Copy the lines below as they are; omit the images they contain.
- - - - -
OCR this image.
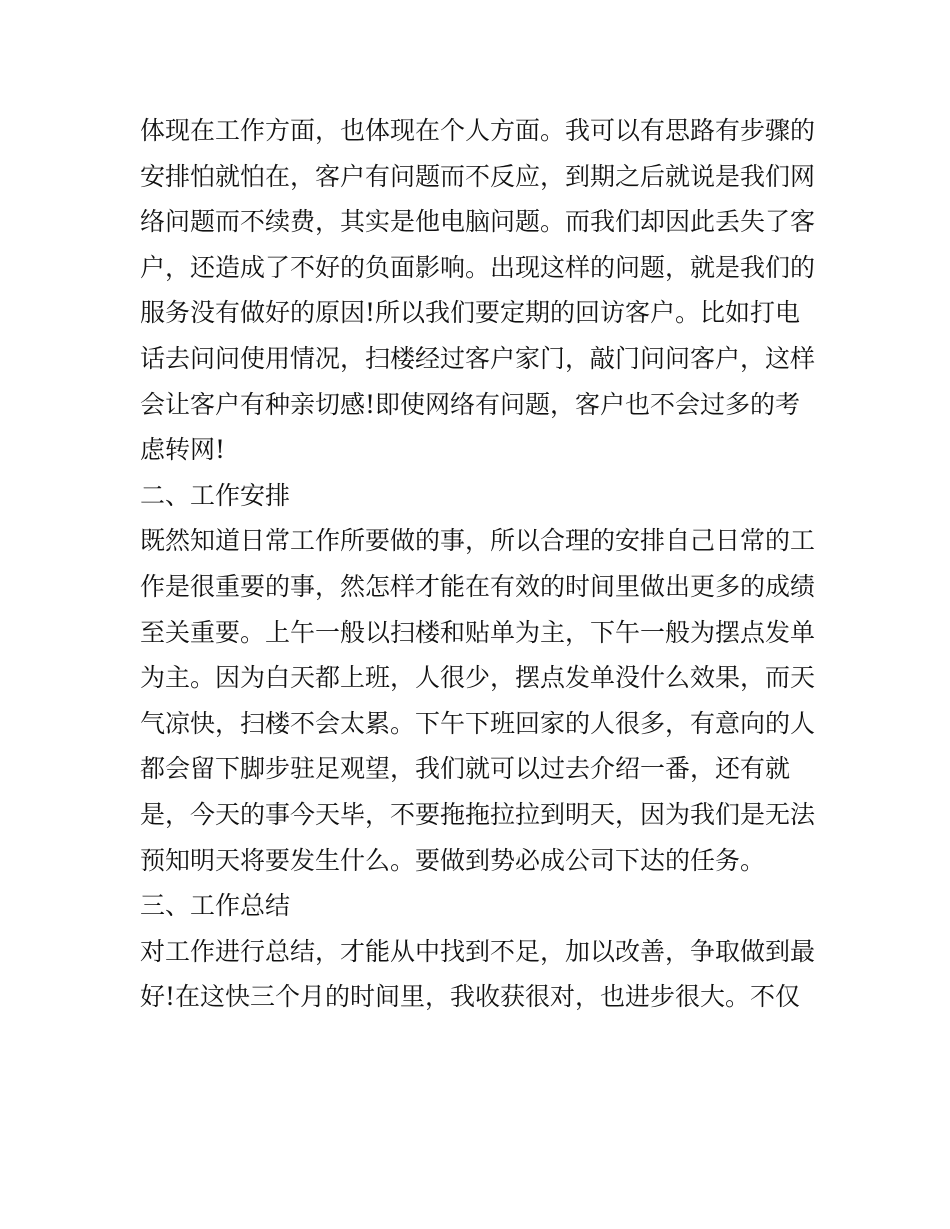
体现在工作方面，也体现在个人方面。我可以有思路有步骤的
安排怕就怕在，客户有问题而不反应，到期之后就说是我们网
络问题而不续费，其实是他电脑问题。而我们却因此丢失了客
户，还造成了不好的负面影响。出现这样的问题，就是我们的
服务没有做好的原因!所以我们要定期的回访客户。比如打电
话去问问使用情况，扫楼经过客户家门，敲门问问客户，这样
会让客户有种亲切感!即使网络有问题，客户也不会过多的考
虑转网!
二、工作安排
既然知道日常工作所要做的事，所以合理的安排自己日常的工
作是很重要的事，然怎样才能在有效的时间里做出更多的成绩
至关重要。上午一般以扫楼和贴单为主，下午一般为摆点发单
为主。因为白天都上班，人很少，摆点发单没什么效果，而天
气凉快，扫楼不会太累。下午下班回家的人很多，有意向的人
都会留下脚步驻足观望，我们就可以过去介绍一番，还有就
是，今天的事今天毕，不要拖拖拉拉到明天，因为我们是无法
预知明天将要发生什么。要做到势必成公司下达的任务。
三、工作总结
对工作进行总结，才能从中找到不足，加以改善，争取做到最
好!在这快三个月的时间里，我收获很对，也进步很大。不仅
- - - - -
*Complete answer*.
OCR this image.
体现在工作方面，也体现在个人方面。我可以有思路有步骤的
安排怕就怕在，客户有问题而不反应，到期之后就说是我们网
络问题而不续费，其实是他电脑问题。而我们却因此丢失了客
户，还造成了不好的负面影响。出现这样的问题，就是我们的
服务没有做好的原因!所以我们要定期的回访客户。比如打电
话去问问使用情况，扫楼经过客户家门，敲门问问客户，这样
会让客户有种亲切感!即使网络有问题，客户也不会过多的考
虑转网!
二、工作安排
既然知道日常工作所要做的事，所以合理的安排自己日常的工
作是很重要的事，然怎样才能在有效的时间里做出更多的成绩
至关重要。上午一般以扫楼和贴单为主，下午一般为摆点发单
为主。因为白天都上班，人很少，摆点发单没什么效果，而天
气凉快，扫楼不会太累。下午下班回家的人很多，有意向的人
都会留下脚步驻足观望，我们就可以过去介绍一番，还有就
是，今天的事今天毕，不要拖拖拉拉到明天，因为我们是无法
预知明天将要发生什么。要做到势必成公司下达的任务。
三、工作总结
对工作进行总结，才能从中找到不足，加以改善，争取做到最
好!在这快三个月的时间里，我收获很对，也进步很大。不仅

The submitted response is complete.